-- start of SUPPLIED DATA --
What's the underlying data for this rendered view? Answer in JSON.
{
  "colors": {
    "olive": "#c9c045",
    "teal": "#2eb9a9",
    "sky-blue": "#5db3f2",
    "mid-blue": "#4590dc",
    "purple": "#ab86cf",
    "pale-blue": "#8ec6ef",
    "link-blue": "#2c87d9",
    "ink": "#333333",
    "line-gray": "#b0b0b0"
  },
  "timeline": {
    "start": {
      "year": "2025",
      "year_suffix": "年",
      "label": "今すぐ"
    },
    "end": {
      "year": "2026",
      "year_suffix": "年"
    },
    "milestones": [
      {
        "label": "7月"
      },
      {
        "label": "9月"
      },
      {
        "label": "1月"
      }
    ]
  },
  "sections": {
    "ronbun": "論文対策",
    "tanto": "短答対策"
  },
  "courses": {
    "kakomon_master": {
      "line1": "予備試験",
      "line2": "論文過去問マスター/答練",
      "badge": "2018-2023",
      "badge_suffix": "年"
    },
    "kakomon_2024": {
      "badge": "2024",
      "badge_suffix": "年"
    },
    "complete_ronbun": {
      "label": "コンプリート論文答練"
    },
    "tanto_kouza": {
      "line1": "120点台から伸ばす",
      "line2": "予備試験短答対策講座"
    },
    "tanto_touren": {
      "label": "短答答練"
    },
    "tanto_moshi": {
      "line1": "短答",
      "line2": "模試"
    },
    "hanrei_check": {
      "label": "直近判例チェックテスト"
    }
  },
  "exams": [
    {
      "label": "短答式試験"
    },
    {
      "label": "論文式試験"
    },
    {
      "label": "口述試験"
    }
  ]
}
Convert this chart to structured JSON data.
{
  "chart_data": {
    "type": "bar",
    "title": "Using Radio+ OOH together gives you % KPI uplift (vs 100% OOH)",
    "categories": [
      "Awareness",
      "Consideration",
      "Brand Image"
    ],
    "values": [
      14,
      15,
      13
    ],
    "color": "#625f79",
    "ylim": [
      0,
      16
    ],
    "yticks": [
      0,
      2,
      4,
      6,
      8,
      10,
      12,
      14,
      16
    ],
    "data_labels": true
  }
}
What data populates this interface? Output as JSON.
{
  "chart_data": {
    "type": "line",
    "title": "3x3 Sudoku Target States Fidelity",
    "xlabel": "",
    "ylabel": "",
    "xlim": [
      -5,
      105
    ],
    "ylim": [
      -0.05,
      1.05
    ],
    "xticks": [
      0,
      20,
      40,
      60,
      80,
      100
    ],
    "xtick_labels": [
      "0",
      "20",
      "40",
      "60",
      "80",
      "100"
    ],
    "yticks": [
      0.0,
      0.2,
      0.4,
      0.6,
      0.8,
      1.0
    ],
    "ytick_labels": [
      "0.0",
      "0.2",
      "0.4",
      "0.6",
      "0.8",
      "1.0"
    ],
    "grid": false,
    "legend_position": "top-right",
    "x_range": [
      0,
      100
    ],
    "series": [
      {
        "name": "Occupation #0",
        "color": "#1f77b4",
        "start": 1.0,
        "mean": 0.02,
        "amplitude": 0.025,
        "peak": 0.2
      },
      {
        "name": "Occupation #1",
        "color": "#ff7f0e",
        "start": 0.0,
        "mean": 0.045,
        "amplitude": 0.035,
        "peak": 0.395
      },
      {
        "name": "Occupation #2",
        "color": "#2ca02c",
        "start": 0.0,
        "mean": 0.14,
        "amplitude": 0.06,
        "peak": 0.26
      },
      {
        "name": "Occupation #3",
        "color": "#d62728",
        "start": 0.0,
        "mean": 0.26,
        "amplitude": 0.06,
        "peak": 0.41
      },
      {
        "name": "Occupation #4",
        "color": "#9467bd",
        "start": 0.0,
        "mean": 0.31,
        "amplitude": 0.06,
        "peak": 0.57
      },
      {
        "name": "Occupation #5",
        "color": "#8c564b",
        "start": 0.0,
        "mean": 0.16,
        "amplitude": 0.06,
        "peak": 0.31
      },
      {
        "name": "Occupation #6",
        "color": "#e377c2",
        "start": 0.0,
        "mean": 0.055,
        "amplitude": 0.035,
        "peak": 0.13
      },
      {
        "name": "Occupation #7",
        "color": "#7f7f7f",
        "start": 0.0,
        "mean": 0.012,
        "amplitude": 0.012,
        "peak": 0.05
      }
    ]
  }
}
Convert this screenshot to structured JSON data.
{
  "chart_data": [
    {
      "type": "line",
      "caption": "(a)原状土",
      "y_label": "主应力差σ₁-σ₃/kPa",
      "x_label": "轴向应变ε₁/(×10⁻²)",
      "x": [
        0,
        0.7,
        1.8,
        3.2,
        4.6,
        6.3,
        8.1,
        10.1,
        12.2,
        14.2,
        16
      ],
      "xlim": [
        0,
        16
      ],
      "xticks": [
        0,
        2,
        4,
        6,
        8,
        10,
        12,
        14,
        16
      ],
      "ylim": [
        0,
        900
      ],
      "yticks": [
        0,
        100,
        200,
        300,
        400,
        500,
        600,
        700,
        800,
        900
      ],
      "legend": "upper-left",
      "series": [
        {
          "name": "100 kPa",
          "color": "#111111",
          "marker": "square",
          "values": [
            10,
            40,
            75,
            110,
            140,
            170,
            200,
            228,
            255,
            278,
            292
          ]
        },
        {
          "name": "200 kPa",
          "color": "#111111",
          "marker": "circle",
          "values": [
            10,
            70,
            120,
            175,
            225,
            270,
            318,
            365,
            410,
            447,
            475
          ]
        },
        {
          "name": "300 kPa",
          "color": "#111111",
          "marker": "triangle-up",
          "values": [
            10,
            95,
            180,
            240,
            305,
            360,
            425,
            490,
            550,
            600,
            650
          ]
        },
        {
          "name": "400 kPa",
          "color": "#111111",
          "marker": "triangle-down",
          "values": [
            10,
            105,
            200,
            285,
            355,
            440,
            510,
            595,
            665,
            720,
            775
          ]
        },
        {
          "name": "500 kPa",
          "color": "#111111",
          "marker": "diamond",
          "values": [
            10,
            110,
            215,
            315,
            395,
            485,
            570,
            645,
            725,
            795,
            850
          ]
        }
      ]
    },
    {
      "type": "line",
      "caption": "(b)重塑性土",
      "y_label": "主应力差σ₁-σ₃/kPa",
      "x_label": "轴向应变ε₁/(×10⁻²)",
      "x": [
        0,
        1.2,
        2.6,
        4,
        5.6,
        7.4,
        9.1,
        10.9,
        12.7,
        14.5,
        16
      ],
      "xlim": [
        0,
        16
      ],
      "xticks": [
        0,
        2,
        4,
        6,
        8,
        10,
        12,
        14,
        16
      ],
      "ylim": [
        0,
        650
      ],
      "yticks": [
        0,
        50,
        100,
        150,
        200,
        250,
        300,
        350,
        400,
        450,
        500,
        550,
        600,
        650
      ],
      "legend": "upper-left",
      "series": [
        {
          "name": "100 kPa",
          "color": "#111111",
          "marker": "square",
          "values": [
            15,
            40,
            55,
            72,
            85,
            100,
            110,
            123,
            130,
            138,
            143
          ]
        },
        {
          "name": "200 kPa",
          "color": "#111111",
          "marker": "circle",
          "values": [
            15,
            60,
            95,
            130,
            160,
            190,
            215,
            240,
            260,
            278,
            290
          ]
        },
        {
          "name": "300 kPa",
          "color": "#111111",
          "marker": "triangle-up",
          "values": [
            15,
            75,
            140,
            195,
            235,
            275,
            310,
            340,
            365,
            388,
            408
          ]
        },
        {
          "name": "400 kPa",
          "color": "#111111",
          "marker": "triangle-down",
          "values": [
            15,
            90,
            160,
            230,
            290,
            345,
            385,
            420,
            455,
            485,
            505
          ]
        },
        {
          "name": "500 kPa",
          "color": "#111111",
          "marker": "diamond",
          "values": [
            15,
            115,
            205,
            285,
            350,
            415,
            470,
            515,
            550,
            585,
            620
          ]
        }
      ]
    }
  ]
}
-- end of SUPPLIED DATA --
Gather each line of the listing that holds the string "What".

OUTPUT BELOW
What's the underlying data for this rendered view? Answer in JSON.
What data populates this interface? Output as JSON.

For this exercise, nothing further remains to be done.